(Data records)
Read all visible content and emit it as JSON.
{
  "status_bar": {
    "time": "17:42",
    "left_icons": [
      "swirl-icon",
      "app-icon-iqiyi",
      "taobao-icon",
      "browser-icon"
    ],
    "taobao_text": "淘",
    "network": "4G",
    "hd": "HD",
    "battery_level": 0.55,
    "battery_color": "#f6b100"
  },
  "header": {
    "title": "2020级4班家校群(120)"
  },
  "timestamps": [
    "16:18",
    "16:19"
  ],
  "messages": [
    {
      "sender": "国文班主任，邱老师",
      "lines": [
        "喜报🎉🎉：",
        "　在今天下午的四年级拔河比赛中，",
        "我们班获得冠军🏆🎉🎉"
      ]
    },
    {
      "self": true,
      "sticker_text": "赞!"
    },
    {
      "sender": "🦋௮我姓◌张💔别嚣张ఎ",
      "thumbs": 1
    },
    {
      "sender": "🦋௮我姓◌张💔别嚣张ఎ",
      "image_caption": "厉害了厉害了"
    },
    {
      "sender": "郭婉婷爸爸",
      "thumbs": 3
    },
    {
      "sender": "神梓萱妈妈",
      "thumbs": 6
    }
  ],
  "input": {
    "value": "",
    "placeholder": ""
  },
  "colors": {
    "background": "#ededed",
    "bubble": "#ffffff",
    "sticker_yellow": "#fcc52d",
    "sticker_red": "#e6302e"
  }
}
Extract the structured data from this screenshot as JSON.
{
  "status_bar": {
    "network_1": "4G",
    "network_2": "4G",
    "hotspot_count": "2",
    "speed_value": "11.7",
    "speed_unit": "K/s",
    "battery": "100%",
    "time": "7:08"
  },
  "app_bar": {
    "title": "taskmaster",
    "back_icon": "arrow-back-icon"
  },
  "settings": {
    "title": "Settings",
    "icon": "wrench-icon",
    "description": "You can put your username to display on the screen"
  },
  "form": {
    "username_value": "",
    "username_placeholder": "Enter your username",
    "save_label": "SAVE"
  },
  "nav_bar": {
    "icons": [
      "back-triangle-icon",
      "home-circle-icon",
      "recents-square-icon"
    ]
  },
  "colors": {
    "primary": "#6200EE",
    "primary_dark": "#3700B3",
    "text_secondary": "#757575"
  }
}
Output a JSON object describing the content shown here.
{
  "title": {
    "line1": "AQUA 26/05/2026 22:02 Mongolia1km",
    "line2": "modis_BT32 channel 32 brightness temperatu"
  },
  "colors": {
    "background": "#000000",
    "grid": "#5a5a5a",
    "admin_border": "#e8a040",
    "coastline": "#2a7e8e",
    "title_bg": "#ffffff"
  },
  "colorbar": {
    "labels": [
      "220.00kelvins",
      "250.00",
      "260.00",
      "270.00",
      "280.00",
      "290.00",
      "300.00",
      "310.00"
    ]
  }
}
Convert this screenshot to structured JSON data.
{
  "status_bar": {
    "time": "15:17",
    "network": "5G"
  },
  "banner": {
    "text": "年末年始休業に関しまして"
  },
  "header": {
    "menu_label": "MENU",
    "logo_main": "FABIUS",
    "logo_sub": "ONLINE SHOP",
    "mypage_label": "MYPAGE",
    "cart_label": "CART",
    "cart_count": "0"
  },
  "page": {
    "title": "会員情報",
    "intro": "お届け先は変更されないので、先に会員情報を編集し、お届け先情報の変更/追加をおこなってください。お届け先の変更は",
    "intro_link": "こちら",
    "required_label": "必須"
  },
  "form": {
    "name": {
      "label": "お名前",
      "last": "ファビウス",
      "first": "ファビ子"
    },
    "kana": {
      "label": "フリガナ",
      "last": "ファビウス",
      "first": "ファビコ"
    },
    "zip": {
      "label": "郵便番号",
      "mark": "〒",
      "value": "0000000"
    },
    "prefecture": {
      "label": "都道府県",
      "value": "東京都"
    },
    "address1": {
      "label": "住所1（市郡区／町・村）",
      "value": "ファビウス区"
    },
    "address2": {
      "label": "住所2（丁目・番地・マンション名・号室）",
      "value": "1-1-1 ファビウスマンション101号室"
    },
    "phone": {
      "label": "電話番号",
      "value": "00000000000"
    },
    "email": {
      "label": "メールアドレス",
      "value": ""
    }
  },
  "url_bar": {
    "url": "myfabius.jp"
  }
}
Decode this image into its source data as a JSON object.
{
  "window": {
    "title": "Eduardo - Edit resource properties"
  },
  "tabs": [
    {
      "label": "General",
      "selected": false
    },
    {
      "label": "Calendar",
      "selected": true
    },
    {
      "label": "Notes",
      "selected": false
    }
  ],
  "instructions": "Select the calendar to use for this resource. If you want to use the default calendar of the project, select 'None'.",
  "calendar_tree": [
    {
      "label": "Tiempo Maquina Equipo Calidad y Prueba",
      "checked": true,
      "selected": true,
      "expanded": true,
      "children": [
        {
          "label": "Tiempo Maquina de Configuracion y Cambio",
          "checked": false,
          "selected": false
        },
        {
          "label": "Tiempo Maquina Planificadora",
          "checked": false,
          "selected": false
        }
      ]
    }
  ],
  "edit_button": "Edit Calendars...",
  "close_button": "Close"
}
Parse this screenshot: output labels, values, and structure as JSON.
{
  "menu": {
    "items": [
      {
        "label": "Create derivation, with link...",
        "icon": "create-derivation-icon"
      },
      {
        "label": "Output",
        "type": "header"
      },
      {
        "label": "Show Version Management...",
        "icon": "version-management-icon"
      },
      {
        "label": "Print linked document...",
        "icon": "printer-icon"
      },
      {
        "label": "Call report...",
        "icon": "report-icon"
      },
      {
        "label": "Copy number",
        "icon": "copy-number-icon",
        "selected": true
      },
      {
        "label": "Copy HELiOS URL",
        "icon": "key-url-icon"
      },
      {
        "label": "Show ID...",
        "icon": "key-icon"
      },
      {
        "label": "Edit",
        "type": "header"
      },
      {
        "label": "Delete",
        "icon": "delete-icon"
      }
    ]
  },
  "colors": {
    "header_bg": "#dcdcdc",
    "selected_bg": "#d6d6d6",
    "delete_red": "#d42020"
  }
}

> [Your instructions]
Your task is to repeat every entry exactly.

> [Correct answer]
Read all visible content and emit it as JSON.
{
  "status_bar": {
    "time": "17:42",
    "left_icons": [
      "swirl-icon",
      "app-icon-iqiyi",
      "taobao-icon",
      "browser-icon"
    ],
    "taobao_text": "淘",
    "network": "4G",
    "hd": "HD",
    "battery_level": 0.55,
    "battery_color": "#f6b100"
  },
  "header": {
    "title": "2020级4班家校群(120)"
  },
  "timestamps": [
    "16:18",
    "16:19"
  ],
  "messages": [
    {
      "sender": "国文班主任，邱老师",
      "lines": [
        "喜报🎉🎉：",
        "　在今天下午的四年级拔河比赛中，",
        "我们班获得冠军🏆🎉🎉"
      ]
    },
    {
      "self": true,
      "sticker_text": "赞!"
    },
    {
      "sender": "🦋௮我姓◌张💔别嚣张ఎ",
      "thumbs": 1
    },
    {
      "sender": "🦋௮我姓◌张💔别嚣张ఎ",
      "image_caption": "厉害了厉害了"
    },
    {
      "sender": "郭婉婷爸爸",
      "thumbs": 3
    },
    {
      "sender": "神梓萱妈妈",
      "thumbs": 6
    }
  ],
  "input": {
    "value": "",
    "placeholder": ""
  },
  "colors": {
    "background": "#ededed",
    "bubble": "#ffffff",
    "sticker_yellow": "#fcc52d",
    "sticker_red": "#e6302e"
  }
}
Extract the structured data from this screenshot as JSON.
{
  "status_bar": {
    "network_1": "4G",
    "network_2": "4G",
    "hotspot_count": "2",
    "speed_value": "11.7",
    "speed_unit": "K/s",
    "battery": "100%",
    "time": "7:08"
  },
  "app_bar": {
    "title": "taskmaster",
    "back_icon": "arrow-back-icon"
  },
  "settings": {
    "title": "Settings",
    "icon": "wrench-icon",
    "description": "You can put your username to display on the screen"
  },
  "form": {
    "username_value": "",
    "username_placeholder": "Enter your username",
    "save_label": "SAVE"
  },
  "nav_bar": {
    "icons": [
      "back-triangle-icon",
      "home-circle-icon",
      "recents-square-icon"
    ]
  },
  "colors": {
    "primary": "#6200EE",
    "primary_dark": "#3700B3",
    "text_secondary": "#757575"
  }
}
Output a JSON object describing the content shown here.
{
  "title": {
    "line1": "AQUA 26/05/2026 22:02 Mongolia1km",
    "line2": "modis_BT32 channel 32 brightness temperatu"
  },
  "colors": {
    "background": "#000000",
    "grid": "#5a5a5a",
    "admin_border": "#e8a040",
    "coastline": "#2a7e8e",
    "title_bg": "#ffffff"
  },
  "colorbar": {
    "labels": [
      "220.00kelvins",
      "250.00",
      "260.00",
      "270.00",
      "280.00",
      "290.00",
      "300.00",
      "310.00"
    ]
  }
}
Convert this screenshot to structured JSON data.
{
  "status_bar": {
    "time": "15:17",
    "network": "5G"
  },
  "banner": {
    "text": "年末年始休業に関しまして"
  },
  "header": {
    "menu_label": "MENU",
    "logo_main": "FABIUS",
    "logo_sub": "ONLINE SHOP",
    "mypage_label": "MYPAGE",
    "cart_label": "CART",
    "cart_count": "0"
  },
  "page": {
    "title": "会員情報",
    "intro": "お届け先は変更されないので、先に会員情報を編集し、お届け先情報の変更/追加をおこなってください。お届け先の変更は",
    "intro_link": "こちら",
    "required_label": "必須"
  },
  "form": {
    "name": {
      "label": "お名前",
      "last": "ファビウス",
      "first": "ファビ子"
    },
    "kana": {
      "label": "フリガナ",
      "last": "ファビウス",
      "first": "ファビコ"
    },
    "zip": {
      "label": "郵便番号",
      "mark": "〒",
      "value": "0000000"
    },
    "prefecture": {
      "label": "都道府県",
      "value": "東京都"
    },
    "address1": {
      "label": "住所1（市郡区／町・村）",
      "value": "ファビウス区"
    },
    "address2": {
      "label": "住所2（丁目・番地・マンション名・号室）",
      "value": "1-1-1 ファビウスマンション101号室"
    },
    "phone": {
      "label": "電話番号",
      "value": "00000000000"
    },
    "email": {
      "label": "メールアドレス",
      "value": ""
    }
  },
  "url_bar": {
    "url": "myfabius.jp"
  }
}
Decode this image into its source data as a JSON object.
{
  "window": {
    "title": "Eduardo - Edit resource properties"
  },
  "tabs": [
    {
      "label": "General",
      "selected": false
    },
    {
      "label": "Calendar",
      "selected": true
    },
    {
      "label": "Notes",
      "selected": false
    }
  ],
  "instructions": "Select the calendar to use for this resource. If you want to use the default calendar of the project, select 'None'.",
  "calendar_tree": [
    {
      "label": "Tiempo Maquina Equipo Calidad y Prueba",
      "checked": true,
      "selected": true,
      "expanded": true,
      "children": [
        {
          "label": "Tiempo Maquina de Configuracion y Cambio",
          "checked": false,
          "selected": false
        },
        {
          "label": "Tiempo Maquina Planificadora",
          "checked": false,
          "selected": false
        }
      ]
    }
  ],
  "edit_button": "Edit Calendars...",
  "close_button": "Close"
}
Parse this screenshot: output labels, values, and structure as JSON.
{
  "menu": {
    "items": [
      {
        "label": "Create derivation, with link...",
        "icon": "create-derivation-icon"
      },
      {
        "label": "Output",
        "type": "header"
      },
      {
        "label": "Show Version Management...",
        "icon": "version-management-icon"
      },
      {
        "label": "Print linked document...",
        "icon": "printer-icon"
      },
      {
        "label": "Call report...",
        "icon": "report-icon"
      },
      {
        "label": "Copy number",
        "icon": "copy-number-icon",
        "selected": true
      },
      {
        "label": "Copy HELiOS URL",
        "icon": "key-url-icon"
      },
      {
        "label": "Show ID...",
        "icon": "key-icon"
      },
      {
        "label": "Edit",
        "type": "header"
      },
      {
        "label": "Delete",
        "icon": "delete-icon"
      }
    ]
  },
  "colors": {
    "header_bg": "#dcdcdc",
    "selected_bg": "#d6d6d6",
    "delete_red": "#d42020"
  }
}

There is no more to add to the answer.